▶ Excerpted text:
* * *

I look forward to seeing how this works mr Guinea pig 

P.S. My thinking on how I'd try it was to put some gel or ice pak to freeze in the freezer part, then get some container that fit in the fridge and fill that with water to submerge my line while it cools. Thought that might help max out the cooling potential.


----------



## toostrange (Sep 19, 2013)

Why couldn't you put it below and custom build a res. like a sump. Use low flow pump. Mabye like 5 gal or so, seems it may be easier to cool that way. Prolly could even put filters on it.


----------



## nish07 (Mar 16, 2008)

Filling a bucket inside the fridge and using a temp probe in the viv water to say when to turn off or on the pump would be better as the water would start cold and would gain less heat from a small amount of viv water when it was cycling. I think that's what the previous poster was saying. You might have to tune it because the water would end up being fairly cold when it swapped in but you can change the temp where the pump shuts off to account for that.

I'm actually trying to find the cheapest way to cool a viv about 8 degrees different from the rest of the room so I'm looking into different things atm. Using a mini fridge was something I considered years ago I just never tried.

* * *

▶ Labeled box records:
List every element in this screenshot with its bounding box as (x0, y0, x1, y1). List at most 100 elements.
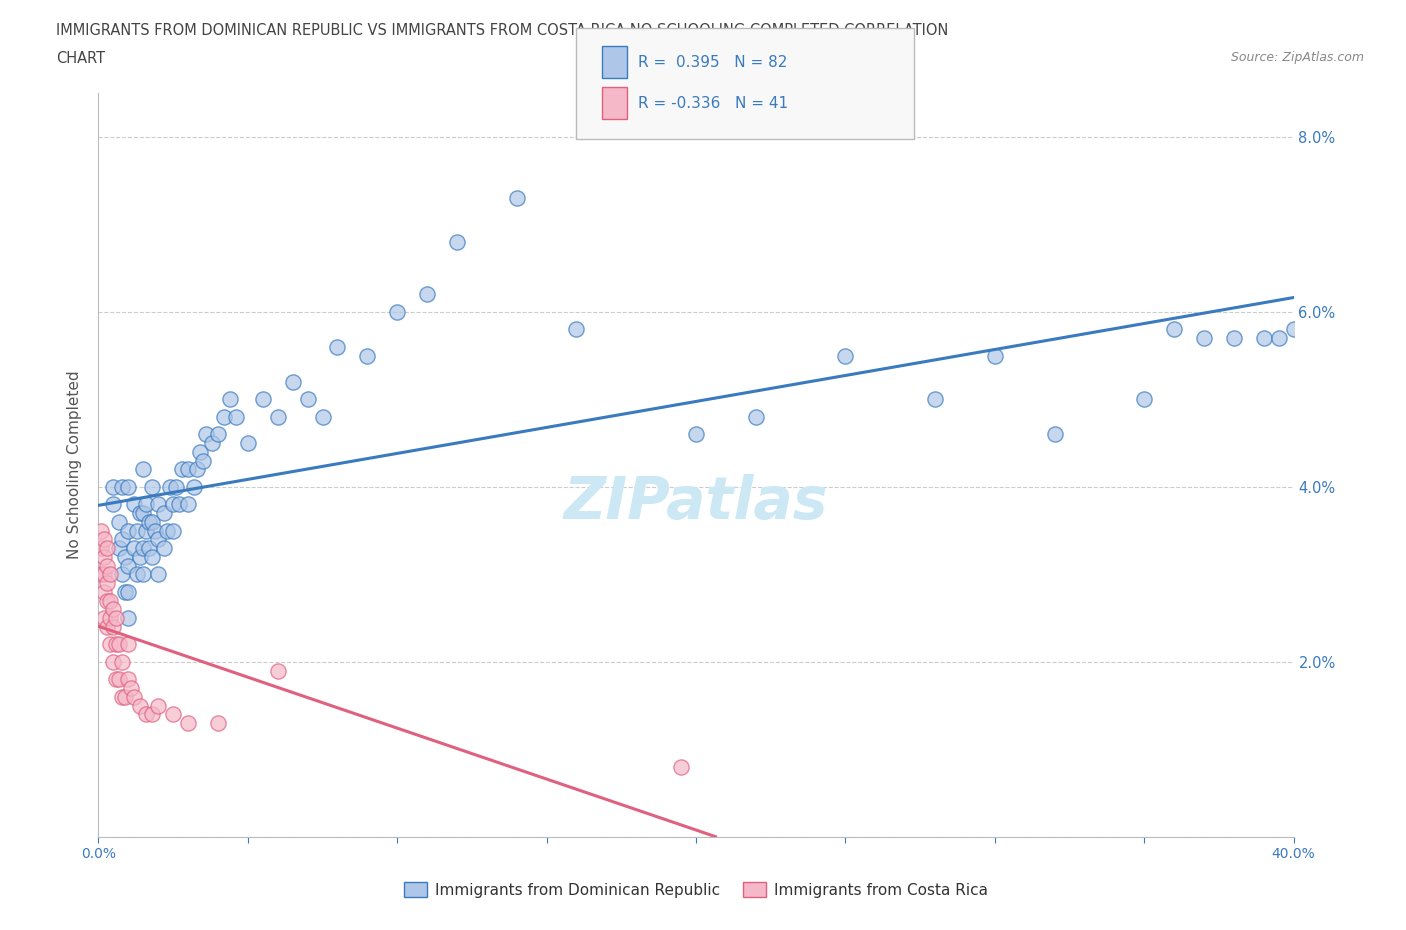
Point (138, 540, 160, 555)
Point (148, 567, 170, 582)
Point (100, 593, 122, 608)
Point (326, 339, 349, 354)
Point (148, 497, 170, 512)
Point (1043, 427, 1066, 442)
Point (135, 707, 157, 722)
Point (1192, 331, 1215, 346)
Point (207, 427, 229, 442)
Point (356, 348, 378, 363)
Point (148, 532, 170, 547)
Point (165, 480, 187, 495)
Point (117, 480, 139, 495)
Point (100, 611, 122, 626)
Point (111, 480, 134, 495)
Point (124, 497, 146, 512)
Point (1223, 331, 1246, 346)
Point (188, 445, 211, 459)
Point (138, 514, 160, 529)
Point (212, 409, 235, 424)
Point (141, 514, 163, 529)
Point (219, 392, 242, 406)
Point (93, 532, 115, 547)
Point (1133, 392, 1156, 406)
Point (156, 524, 179, 538)
Point (191, 453, 214, 468)
Point (111, 532, 134, 547)
Point (132, 567, 155, 582)
Point (103, 602, 125, 617)
Point (117, 672, 139, 687)
Point (153, 540, 176, 555)
Point (108, 514, 131, 529)
Point (177, 462, 200, 477)
Point (159, 480, 181, 495)
Point (90, 540, 112, 555)
Point (93, 611, 115, 626)
Point (416, 286, 439, 301)
Point (124, 689, 146, 704)
Point (297, 392, 319, 406)
Point (167, 497, 190, 512)
Point (96, 540, 118, 555)
Point (195, 427, 218, 442)
Legend: Immigrants from Dominican Republic, Immigrants from Costa Rica: Immigrants from Dominican Republic, Immi… (398, 875, 994, 904)
Point (117, 584, 139, 599)
Text: ZIPatlas: ZIPatlas (564, 473, 828, 531)
Point (834, 348, 856, 363)
Y-axis label: No Schooling Completed: No Schooling Completed (67, 371, 83, 559)
Point (141, 480, 163, 495)
Point (177, 497, 200, 512)
Point (114, 689, 136, 704)
Point (90, 567, 112, 582)
Point (93, 584, 115, 599)
Point (120, 681, 142, 696)
Point (446, 234, 468, 249)
Point (311, 409, 333, 424)
Text: CHART: CHART (56, 51, 105, 66)
Point (267, 663, 290, 678)
Point (1253, 331, 1275, 346)
Point (105, 672, 128, 687)
Point (135, 524, 157, 538)
Point (129, 698, 152, 713)
Point (207, 716, 229, 731)
Point (100, 637, 122, 652)
Point (103, 655, 125, 670)
Point (685, 427, 707, 442)
Point (129, 550, 152, 565)
Point (201, 435, 224, 450)
Point (105, 611, 128, 626)
Point (385, 304, 409, 319)
Point (1267, 331, 1289, 346)
Point (984, 348, 1007, 363)
Text: IMMIGRANTS FROM DOMINICAN REPUBLIC VS IMMIGRANTS FROM COSTA RICA NO SCHOOLING CO: IMMIGRANTS FROM DOMINICAN REPUBLIC VS IM… (56, 23, 949, 38)
Point (162, 497, 184, 512)
Point (108, 637, 131, 652)
Point (117, 558, 139, 573)
Point (93, 567, 115, 582)
Point (114, 550, 136, 565)
Point (132, 462, 155, 477)
Point (129, 506, 152, 521)
Text: R = -0.336   N = 41: R = -0.336 N = 41 (638, 96, 789, 111)
Point (186, 462, 208, 477)
Point (565, 322, 588, 337)
Point (103, 480, 125, 495)
Point (153, 506, 176, 521)
Point (100, 567, 122, 582)
Text: Source: ZipAtlas.com: Source: ZipAtlas.com (1230, 51, 1364, 64)
Point (105, 637, 128, 652)
Point (1163, 322, 1185, 337)
Point (127, 567, 149, 582)
Point (132, 540, 155, 555)
Point (236, 435, 259, 450)
Point (117, 637, 139, 652)
Point (669, 760, 692, 775)
Point (103, 619, 125, 634)
Point (141, 550, 163, 565)
Point (143, 524, 166, 538)
Point (162, 524, 184, 538)
Point (96, 576, 118, 591)
Point (124, 540, 146, 555)
Point (108, 540, 131, 555)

* * *

▶ Request:
Answer these questions from the forum thread above:
(a) What does the first poster want to put in the freezer part?
(b) About how large a reservoir does toostrange suggest?
(c) By about how many degrees does nish07 want the viv to differ from the rest of the room?

▶ Full solution:
(a) Some gel or an ice pak, to freeze.
(b) About 5 gallons.
(c) About 8 degrees.